GIVEN PROBLEM: Work out how many lines have "JSON" in them. Give only that number.

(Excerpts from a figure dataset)
= = = =

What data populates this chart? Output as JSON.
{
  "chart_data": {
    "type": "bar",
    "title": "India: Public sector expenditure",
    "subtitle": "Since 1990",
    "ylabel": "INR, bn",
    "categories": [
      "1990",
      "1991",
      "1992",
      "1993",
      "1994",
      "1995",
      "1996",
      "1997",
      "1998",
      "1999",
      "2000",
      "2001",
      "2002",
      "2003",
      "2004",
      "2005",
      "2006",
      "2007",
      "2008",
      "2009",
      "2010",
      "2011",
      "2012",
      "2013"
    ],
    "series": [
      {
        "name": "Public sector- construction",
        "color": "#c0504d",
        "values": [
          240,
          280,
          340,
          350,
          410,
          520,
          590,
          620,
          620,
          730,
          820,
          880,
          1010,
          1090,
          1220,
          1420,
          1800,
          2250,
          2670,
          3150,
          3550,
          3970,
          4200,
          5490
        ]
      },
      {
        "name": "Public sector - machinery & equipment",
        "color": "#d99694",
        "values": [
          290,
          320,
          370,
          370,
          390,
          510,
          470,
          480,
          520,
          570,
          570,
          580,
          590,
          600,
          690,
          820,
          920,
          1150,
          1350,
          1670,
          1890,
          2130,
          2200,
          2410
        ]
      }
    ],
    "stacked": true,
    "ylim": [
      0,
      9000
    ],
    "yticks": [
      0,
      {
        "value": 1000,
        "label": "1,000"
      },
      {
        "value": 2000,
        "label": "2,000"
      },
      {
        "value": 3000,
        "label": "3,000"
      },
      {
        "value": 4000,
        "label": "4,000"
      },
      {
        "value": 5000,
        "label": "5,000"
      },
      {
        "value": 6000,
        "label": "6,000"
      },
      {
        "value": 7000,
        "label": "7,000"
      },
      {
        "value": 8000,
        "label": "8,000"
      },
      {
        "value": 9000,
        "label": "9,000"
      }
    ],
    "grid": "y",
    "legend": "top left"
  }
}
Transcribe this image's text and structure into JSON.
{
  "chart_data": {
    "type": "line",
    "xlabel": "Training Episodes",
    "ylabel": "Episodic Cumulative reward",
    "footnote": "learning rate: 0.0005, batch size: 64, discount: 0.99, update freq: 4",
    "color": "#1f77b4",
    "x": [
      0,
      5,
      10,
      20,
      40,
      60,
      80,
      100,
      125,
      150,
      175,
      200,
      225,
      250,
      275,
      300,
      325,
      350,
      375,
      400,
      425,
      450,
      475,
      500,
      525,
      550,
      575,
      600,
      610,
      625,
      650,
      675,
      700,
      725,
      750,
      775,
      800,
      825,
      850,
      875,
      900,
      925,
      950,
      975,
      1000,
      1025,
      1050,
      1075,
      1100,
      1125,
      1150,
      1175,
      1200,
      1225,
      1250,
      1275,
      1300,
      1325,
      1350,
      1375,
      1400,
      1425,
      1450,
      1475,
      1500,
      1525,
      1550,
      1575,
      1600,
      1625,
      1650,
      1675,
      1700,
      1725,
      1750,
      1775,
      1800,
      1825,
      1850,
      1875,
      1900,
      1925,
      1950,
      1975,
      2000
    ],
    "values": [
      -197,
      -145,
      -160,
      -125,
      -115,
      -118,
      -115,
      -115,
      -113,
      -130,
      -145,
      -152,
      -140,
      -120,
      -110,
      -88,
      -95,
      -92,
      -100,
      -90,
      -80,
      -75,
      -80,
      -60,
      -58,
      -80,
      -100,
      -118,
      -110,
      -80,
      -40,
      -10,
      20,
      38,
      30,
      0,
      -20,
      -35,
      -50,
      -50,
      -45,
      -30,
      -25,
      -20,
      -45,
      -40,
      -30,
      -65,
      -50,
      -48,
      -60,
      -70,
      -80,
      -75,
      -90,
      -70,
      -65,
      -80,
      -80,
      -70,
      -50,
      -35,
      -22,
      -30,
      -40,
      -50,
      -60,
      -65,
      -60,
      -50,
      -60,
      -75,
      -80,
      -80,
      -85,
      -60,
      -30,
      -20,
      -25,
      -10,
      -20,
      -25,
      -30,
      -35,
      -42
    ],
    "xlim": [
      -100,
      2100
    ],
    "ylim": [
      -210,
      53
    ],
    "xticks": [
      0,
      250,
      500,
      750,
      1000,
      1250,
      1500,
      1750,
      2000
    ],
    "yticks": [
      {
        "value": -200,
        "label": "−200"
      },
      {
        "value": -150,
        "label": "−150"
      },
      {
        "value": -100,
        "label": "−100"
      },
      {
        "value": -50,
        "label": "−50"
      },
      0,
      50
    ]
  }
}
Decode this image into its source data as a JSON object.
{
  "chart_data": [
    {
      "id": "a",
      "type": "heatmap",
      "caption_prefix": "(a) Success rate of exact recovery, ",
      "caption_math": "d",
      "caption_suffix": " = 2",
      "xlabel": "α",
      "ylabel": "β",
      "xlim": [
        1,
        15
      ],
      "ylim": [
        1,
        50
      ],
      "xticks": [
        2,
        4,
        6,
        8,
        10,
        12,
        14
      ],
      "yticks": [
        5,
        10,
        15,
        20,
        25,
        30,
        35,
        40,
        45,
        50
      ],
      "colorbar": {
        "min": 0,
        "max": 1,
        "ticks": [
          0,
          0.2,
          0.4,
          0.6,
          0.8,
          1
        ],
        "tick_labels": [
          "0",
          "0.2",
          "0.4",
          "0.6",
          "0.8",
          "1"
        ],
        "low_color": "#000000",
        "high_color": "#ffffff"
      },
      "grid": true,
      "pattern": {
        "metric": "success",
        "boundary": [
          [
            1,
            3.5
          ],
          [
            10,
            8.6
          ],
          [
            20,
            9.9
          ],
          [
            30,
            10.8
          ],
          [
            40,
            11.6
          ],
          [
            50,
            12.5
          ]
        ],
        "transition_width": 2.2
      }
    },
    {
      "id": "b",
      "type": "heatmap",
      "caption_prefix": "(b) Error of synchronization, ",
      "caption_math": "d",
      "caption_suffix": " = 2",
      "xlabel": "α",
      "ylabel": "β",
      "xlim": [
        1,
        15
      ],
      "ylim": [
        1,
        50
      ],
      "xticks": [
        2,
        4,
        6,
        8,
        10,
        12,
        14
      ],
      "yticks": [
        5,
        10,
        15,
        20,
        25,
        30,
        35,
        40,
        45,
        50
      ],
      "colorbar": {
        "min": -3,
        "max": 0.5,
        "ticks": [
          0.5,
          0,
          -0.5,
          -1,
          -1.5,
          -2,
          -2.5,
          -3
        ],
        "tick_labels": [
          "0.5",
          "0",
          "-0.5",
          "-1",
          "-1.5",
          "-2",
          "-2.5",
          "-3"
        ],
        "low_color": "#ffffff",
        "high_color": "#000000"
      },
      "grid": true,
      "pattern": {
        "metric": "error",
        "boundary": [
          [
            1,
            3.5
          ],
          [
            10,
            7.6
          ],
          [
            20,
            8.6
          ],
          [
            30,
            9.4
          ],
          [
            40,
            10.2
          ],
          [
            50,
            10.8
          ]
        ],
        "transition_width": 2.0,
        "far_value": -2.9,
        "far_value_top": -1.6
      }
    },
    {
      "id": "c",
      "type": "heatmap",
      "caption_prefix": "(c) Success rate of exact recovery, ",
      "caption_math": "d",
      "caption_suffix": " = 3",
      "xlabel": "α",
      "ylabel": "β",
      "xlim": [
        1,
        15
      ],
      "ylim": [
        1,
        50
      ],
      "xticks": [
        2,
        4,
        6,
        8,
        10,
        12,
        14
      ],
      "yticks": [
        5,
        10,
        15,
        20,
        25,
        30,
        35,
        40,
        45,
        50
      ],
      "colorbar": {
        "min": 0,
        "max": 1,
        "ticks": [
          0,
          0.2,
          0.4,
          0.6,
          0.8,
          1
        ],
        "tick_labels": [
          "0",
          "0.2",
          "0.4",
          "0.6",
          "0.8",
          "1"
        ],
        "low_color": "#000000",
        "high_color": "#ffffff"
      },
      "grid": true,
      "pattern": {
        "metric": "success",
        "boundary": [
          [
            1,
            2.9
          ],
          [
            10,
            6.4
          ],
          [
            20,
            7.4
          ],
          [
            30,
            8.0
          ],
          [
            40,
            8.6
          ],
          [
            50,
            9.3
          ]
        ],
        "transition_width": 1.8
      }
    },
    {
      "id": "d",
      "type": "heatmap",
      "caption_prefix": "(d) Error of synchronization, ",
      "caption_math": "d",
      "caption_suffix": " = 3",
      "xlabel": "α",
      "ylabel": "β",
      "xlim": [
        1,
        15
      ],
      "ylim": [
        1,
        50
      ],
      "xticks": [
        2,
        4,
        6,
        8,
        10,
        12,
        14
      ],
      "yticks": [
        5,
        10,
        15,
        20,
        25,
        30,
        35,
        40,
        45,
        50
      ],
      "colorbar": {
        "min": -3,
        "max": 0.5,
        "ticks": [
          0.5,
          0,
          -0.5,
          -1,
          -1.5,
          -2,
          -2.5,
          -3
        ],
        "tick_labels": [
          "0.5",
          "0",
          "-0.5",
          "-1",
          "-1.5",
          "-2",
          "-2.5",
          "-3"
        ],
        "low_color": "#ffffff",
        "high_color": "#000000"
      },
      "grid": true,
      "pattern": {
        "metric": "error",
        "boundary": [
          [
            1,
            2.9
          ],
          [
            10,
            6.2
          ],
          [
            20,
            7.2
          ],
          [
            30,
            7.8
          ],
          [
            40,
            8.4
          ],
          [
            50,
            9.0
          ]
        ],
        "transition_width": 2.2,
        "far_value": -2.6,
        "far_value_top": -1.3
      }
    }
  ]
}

= = = =

COMPLETED TASK: 3